>> start STORED DATA

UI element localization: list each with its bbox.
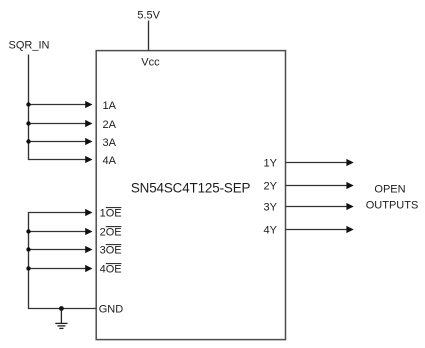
svg-text:OPEN: OPEN (374, 183, 405, 195)
svg-text:4OE: 4OE (100, 264, 122, 276)
svg-text:OUTPUTS: OUTPUTS (366, 199, 419, 211)
svg-text:4A: 4A (103, 155, 117, 167)
svg-text:3OE: 3OE (100, 245, 122, 257)
svg-text:3Y: 3Y (264, 202, 278, 214)
svg-text:2A: 2A (103, 119, 117, 131)
svg-text:4Y: 4Y (264, 225, 278, 237)
svg-text:1Y: 1Y (264, 158, 278, 170)
svg-text:GND: GND (99, 304, 124, 316)
svg-text:SQR_IN: SQR_IN (9, 40, 50, 52)
svg-text:Vcc: Vcc (141, 57, 160, 69)
svg-text:2OE: 2OE (100, 227, 122, 239)
svg-text:3A: 3A (103, 137, 117, 149)
svg-text:SN54SC4T125-SEP: SN54SC4T125-SEP (131, 181, 251, 196)
svg-text:2Y: 2Y (264, 181, 278, 193)
svg-text:1OE: 1OE (100, 208, 122, 220)
svg-text:5.5V: 5.5V (137, 9, 160, 21)
svg-text:1A: 1A (103, 100, 117, 112)
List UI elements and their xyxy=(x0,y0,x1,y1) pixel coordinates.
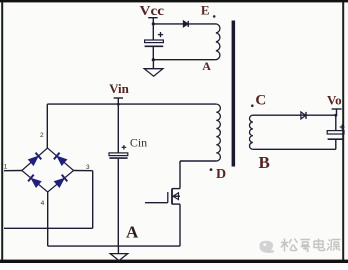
svg-text:B: B xyxy=(259,153,270,172)
svg-text:A: A xyxy=(202,59,211,73)
svg-text:Cin: Cin xyxy=(130,136,147,150)
svg-text:Vcc: Vcc xyxy=(140,4,165,19)
svg-text:3: 3 xyxy=(86,164,90,171)
svg-text:Vo: Vo xyxy=(327,92,342,107)
svg-text:4: 4 xyxy=(41,200,45,207)
svg-text:Vin: Vin xyxy=(109,81,130,96)
svg-text:2: 2 xyxy=(40,132,44,139)
svg-text:C: C xyxy=(255,92,266,108)
svg-text:A: A xyxy=(126,222,139,241)
svg-text:D: D xyxy=(216,167,226,182)
svg-text:1: 1 xyxy=(4,163,8,170)
svg-text:E: E xyxy=(201,2,210,17)
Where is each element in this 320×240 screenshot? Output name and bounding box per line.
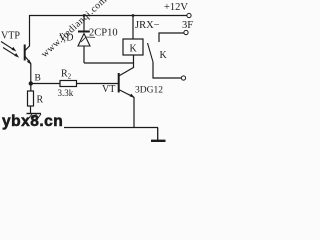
junction dot rail-coil [132,14,135,17]
svg-text:2CP10: 2CP10 [89,28,118,39]
terminal +12V [187,13,191,17]
svg-text:VD: VD [59,33,73,44]
wire: diode to collector node [84,62,134,64]
watermark red diagonal [39,0,109,60]
svg-text:3F: 3F [182,20,193,31]
terminal contact bottom [181,76,185,80]
wire: node B to R1 [30,84,32,92]
svg-text:ybx8.cn: ybx8.cn [2,113,63,130]
ground right [151,140,166,142]
svg-text:3.3k: 3.3k [58,88,74,98]
svg-text:VT: VT [102,84,115,95]
wire: coil to rail [132,16,134,40]
wire: R2 to VT base [77,83,119,85]
wire: rail to VTP collector [29,15,31,47]
svg-text:K: K [160,50,168,61]
artifact underline under 2C [86,36,96,39]
svg-text:K: K [130,44,138,55]
relay contact blade [148,43,154,62]
junction dot rail-diode [83,14,86,17]
relay contact bottom lead [153,62,181,78]
svg-text:+12V: +12V [164,2,188,13]
wire: R1 to ground [30,106,32,114]
wire: rail to right ground [157,128,159,141]
light arrow 2 [3,48,19,58]
wire: node B to R2 [31,83,60,85]
wire: emitter to node B [30,64,32,84]
svg-text:JRX−: JRX− [135,20,160,31]
resistor R1 [28,91,34,106]
wire: +12V top rail [29,15,187,17]
light arrow 1 [1,42,16,52]
terminal contact top [184,30,188,34]
svg-text:3DG12: 3DG12 [135,86,163,96]
svg-text:VTP: VTP [1,31,20,42]
bottom rail [64,127,158,129]
transistor VT 3DG12 [119,68,135,98]
node B junction [29,81,33,85]
svg-text:B: B [35,74,41,84]
wire: emitter down [133,97,135,128]
resistor R2 [60,81,77,87]
diode VD 2CP10 [78,16,90,64]
wire: collector to coil [133,55,135,68]
relay coil K [123,39,143,55]
ground left [27,114,42,119]
svg-text:R: R [37,95,44,106]
phototransistor VTP [25,45,32,65]
relay contact K: top wire [159,33,184,42]
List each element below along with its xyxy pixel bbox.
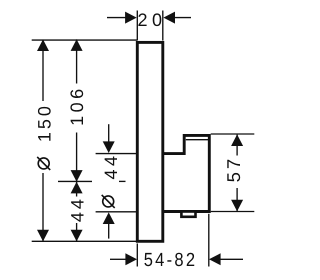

>> end STORED DATA

▶ **WHAT THE TASK REQUIRES**:
Retype all of the lines above precisely as they appear, omitting the pictures from your answer.

▶ **TASK ANSWER**:
UI element localization: list each with its bbox.
svg-text:OPEN: OPEN (374, 183, 405, 195)
svg-text:4OE: 4OE (100, 264, 122, 276)
svg-text:OUTPUTS: OUTPUTS (366, 199, 419, 211)
svg-text:4A: 4A (103, 155, 117, 167)
svg-text:3OE: 3OE (100, 245, 122, 257)
svg-text:3Y: 3Y (264, 202, 278, 214)
svg-text:2A: 2A (103, 119, 117, 131)
svg-text:4Y: 4Y (264, 225, 278, 237)
svg-text:1Y: 1Y (264, 158, 278, 170)
svg-text:GND: GND (99, 304, 124, 316)
svg-text:SQR_IN: SQR_IN (9, 40, 50, 52)
svg-text:Vcc: Vcc (141, 57, 160, 69)
svg-text:2OE: 2OE (100, 227, 122, 239)
svg-text:3A: 3A (103, 137, 117, 149)
svg-text:SN54SC4T125-SEP: SN54SC4T125-SEP (131, 181, 251, 196)
svg-text:2Y: 2Y (264, 181, 278, 193)
svg-text:1OE: 1OE (100, 208, 122, 220)
svg-text:5.5V: 5.5V (137, 9, 160, 21)
svg-text:1A: 1A (103, 100, 117, 112)
List UI elements and their xyxy=(x0,y0,x1,y1) pixel coordinates.
svg-text:B: B xyxy=(259,153,270,172)
svg-text:A: A xyxy=(202,59,211,73)
svg-text:Cin: Cin xyxy=(130,136,147,150)
svg-text:Vcc: Vcc xyxy=(140,4,165,19)
svg-text:3: 3 xyxy=(86,164,90,171)
svg-text:Vo: Vo xyxy=(327,92,342,107)
svg-text:4: 4 xyxy=(41,200,45,207)
svg-text:Vin: Vin xyxy=(109,81,130,96)
svg-text:2: 2 xyxy=(40,132,44,139)
svg-text:C: C xyxy=(255,92,266,108)
svg-text:A: A xyxy=(126,222,139,241)
svg-text:D: D xyxy=(216,167,226,182)
svg-text:1: 1 xyxy=(4,163,8,170)
svg-text:E: E xyxy=(201,2,210,17)
Where is each element in this 320×240 screenshot? Output name and bounding box per line.
junction dot rail-coil [132,14,135,17]
svg-text:2CP10: 2CP10 [89,28,118,39]
terminal +12V [187,13,191,17]
svg-text:VD: VD [59,33,73,44]
wire: diode to collector node [84,62,134,64]
watermark red diagonal [39,0,109,60]
svg-text:3F: 3F [182,20,193,31]
terminal contact bottom [181,76,185,80]
wire: node B to R1 [30,84,32,92]
svg-text:ybx8.cn: ybx8.cn [2,113,63,130]
ground right [151,140,166,142]
svg-text:3.3k: 3.3k [58,88,74,98]
svg-text:VT: VT [102,84,115,95]
wire: coil to rail [132,16,134,40]
wire: R2 to VT base [77,83,119,85]
wire: rail to VTP collector [29,15,31,47]
svg-text:K: K [160,50,168,61]
artifact underline under 2C [86,36,96,39]
svg-text:K: K [130,44,138,55]
relay contact blade [148,43,154,62]
junction dot rail-diode [83,14,86,17]
relay contact bottom lead [153,62,181,78]
svg-text:+12V: +12V [164,2,188,13]
wire: R1 to ground [30,106,32,114]
wire: rail to right ground [157,128,159,141]
light arrow 2 [3,48,19,58]
wire: node B to R2 [31,83,60,85]
wire: emitter to node B [30,64,32,84]
svg-text:JRX−: JRX− [135,20,160,31]
resistor R1 [28,91,34,106]
wire: +12V top rail [29,15,187,17]
light arrow 1 [1,42,16,52]
terminal contact top [184,30,188,34]
svg-text:3DG12: 3DG12 [135,86,163,96]
svg-text:VTP: VTP [1,31,20,42]
bottom rail [64,127,158,129]
transistor VT 3DG12 [119,68,135,98]
node B junction [29,81,33,85]
svg-text:B: B [35,74,41,84]
wire: emitter down [133,97,135,128]
resistor R2 [60,81,77,87]
diode VD 2CP10 [78,16,90,64]
wire: collector to coil [133,55,135,68]
relay coil K [123,39,143,55]
ground left [27,114,42,119]
svg-text:R: R [37,95,44,106]
phototransistor VTP [25,45,32,65]
relay contact K: top wire [159,33,184,42]
List each element below along with its xyxy pixel bbox.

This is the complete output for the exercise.